**Work to do**
Echo the lines from the very first one through the line containing "- bar-2013: [387, 178, 395, 184]", including both ends.

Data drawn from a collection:
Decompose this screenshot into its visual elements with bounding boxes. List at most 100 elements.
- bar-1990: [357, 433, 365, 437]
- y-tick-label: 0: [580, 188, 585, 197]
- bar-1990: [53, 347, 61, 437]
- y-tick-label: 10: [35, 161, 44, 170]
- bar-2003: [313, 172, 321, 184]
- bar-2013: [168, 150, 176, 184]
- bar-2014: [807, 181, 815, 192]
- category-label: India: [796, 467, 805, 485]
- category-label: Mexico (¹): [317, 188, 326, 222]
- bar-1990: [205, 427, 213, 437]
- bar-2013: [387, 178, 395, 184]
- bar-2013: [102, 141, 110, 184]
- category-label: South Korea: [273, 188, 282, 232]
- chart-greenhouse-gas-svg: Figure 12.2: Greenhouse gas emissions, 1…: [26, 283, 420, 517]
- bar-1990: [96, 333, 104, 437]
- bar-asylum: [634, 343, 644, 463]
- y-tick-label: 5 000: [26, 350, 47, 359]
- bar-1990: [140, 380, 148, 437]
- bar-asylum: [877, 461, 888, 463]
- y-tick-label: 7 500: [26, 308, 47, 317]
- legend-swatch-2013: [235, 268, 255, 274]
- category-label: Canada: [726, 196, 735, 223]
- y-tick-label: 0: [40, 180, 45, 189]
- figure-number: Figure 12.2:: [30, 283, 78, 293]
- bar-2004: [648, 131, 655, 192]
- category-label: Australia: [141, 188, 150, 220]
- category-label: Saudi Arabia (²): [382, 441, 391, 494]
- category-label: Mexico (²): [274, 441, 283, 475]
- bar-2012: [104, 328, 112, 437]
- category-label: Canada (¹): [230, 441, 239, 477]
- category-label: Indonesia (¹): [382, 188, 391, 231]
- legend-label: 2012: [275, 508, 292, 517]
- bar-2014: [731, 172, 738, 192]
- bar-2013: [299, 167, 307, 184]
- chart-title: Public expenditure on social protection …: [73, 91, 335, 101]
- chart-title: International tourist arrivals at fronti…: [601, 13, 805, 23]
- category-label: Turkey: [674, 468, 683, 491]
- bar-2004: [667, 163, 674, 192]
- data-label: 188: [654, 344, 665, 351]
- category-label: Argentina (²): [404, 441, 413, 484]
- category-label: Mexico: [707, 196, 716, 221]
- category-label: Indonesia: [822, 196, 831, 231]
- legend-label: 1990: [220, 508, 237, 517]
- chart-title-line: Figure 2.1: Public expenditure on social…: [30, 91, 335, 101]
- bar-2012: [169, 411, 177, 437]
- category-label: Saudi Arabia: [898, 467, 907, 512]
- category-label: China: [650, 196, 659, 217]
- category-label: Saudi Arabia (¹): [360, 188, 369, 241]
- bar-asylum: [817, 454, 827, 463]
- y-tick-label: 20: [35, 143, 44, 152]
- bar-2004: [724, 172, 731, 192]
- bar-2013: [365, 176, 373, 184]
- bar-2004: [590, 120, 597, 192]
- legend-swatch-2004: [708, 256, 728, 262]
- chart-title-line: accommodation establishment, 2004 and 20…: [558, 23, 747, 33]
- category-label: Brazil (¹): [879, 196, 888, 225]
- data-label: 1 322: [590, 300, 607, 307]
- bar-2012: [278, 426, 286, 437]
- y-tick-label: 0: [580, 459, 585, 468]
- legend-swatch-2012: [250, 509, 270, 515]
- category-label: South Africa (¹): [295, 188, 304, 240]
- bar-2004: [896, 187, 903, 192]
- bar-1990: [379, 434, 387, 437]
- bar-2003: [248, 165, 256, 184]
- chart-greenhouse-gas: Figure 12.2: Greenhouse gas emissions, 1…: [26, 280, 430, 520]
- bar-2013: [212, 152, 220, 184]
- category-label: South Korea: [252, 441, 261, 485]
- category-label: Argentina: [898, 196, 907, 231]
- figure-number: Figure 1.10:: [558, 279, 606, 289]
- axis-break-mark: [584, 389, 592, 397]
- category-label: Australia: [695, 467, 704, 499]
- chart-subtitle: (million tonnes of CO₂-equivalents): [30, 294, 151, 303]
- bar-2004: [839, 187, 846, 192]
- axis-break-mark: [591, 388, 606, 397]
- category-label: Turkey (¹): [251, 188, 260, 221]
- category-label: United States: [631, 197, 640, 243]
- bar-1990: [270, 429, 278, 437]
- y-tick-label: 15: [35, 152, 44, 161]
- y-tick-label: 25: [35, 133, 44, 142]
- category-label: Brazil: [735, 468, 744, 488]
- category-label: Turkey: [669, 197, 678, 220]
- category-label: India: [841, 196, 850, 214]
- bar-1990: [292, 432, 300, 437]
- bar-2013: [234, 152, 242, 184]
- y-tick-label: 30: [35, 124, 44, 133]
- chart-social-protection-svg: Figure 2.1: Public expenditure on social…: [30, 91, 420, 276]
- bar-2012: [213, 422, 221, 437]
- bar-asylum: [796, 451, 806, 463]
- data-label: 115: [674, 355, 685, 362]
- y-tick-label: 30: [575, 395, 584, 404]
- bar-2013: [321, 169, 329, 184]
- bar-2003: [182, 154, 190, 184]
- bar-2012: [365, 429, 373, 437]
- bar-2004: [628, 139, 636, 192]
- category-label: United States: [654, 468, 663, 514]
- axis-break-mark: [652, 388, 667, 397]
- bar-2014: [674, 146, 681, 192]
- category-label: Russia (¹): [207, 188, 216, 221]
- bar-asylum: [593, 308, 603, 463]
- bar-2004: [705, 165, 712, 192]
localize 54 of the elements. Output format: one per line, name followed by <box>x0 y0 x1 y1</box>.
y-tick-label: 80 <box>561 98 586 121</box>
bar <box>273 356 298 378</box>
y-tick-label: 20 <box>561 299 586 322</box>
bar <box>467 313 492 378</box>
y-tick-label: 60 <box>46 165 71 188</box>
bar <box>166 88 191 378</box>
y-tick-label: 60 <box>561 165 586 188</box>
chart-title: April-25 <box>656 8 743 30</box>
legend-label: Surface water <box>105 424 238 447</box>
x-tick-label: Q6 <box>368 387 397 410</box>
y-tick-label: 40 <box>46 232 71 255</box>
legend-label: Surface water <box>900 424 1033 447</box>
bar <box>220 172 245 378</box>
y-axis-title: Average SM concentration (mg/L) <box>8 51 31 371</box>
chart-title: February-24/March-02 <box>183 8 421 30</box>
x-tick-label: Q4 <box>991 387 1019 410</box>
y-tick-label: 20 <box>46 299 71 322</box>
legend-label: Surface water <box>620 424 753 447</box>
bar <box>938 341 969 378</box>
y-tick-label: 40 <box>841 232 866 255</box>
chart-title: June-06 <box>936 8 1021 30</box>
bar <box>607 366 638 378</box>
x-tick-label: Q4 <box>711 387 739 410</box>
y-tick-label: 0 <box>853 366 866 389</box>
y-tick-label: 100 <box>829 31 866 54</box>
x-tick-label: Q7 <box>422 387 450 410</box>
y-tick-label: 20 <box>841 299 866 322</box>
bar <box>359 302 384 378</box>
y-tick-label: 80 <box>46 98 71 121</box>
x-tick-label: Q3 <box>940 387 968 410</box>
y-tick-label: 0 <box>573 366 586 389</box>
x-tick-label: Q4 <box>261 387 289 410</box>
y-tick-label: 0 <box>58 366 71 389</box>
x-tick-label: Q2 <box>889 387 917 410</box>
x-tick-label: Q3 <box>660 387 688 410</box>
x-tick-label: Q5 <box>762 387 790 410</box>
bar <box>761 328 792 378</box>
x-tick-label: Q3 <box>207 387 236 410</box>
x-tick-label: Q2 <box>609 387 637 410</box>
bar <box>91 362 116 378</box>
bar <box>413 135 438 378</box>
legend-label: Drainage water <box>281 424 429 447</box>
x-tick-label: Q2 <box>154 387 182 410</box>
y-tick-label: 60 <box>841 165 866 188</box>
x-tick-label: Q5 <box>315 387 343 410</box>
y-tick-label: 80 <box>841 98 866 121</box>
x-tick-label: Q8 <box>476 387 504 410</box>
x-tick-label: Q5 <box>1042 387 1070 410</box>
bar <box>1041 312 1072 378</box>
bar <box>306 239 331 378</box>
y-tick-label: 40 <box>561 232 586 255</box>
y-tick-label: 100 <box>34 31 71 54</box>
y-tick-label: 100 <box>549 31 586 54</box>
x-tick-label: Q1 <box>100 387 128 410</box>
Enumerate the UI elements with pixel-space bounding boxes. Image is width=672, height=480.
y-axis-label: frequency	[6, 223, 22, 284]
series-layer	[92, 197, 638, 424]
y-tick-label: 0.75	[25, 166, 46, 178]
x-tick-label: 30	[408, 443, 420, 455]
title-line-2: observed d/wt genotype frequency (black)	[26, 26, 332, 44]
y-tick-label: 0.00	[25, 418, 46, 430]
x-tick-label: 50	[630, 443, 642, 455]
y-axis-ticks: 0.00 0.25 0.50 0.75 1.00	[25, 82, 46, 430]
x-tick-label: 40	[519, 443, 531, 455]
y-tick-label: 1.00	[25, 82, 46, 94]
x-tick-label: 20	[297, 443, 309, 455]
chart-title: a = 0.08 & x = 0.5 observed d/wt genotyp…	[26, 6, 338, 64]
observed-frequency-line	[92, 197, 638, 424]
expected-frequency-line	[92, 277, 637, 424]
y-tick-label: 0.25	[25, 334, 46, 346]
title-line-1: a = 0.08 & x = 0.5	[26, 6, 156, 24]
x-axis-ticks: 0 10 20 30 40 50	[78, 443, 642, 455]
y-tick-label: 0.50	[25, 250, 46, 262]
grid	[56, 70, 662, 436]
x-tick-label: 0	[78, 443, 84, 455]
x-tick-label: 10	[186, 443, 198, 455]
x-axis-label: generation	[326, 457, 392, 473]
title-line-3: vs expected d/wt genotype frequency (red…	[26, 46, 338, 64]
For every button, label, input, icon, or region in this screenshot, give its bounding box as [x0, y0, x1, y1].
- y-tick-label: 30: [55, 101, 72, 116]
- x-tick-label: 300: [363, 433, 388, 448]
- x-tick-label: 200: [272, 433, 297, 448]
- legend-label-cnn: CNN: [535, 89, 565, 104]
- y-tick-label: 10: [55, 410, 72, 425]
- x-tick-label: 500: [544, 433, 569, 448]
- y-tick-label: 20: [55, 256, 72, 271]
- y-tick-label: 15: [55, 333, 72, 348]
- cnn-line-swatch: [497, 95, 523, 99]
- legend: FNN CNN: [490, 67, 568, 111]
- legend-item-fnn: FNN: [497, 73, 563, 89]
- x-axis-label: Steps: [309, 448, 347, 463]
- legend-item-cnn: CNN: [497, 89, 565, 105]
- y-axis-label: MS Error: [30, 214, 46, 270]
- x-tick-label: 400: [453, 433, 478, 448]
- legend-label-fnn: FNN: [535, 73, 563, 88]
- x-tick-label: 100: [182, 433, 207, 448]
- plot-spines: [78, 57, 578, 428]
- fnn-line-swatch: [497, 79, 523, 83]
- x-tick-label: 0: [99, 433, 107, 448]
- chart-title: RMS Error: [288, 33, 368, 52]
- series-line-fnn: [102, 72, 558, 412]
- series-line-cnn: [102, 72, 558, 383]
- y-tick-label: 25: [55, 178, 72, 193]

**Task answer**
Decompose this screenshot into its visual elements with bounding boxes. List at most 100 elements.
- bar-1990: [357, 433, 365, 437]
- y-tick-label: 0: [580, 188, 585, 197]
- bar-1990: [53, 347, 61, 437]
- y-tick-label: 10: [35, 161, 44, 170]
- bar-2003: [313, 172, 321, 184]
- bar-2013: [168, 150, 176, 184]
- bar-2014: [807, 181, 815, 192]
- category-label: India: [796, 467, 805, 485]
- category-label: Mexico (¹): [317, 188, 326, 222]
- bar-1990: [205, 427, 213, 437]
- bar-2013: [387, 178, 395, 184]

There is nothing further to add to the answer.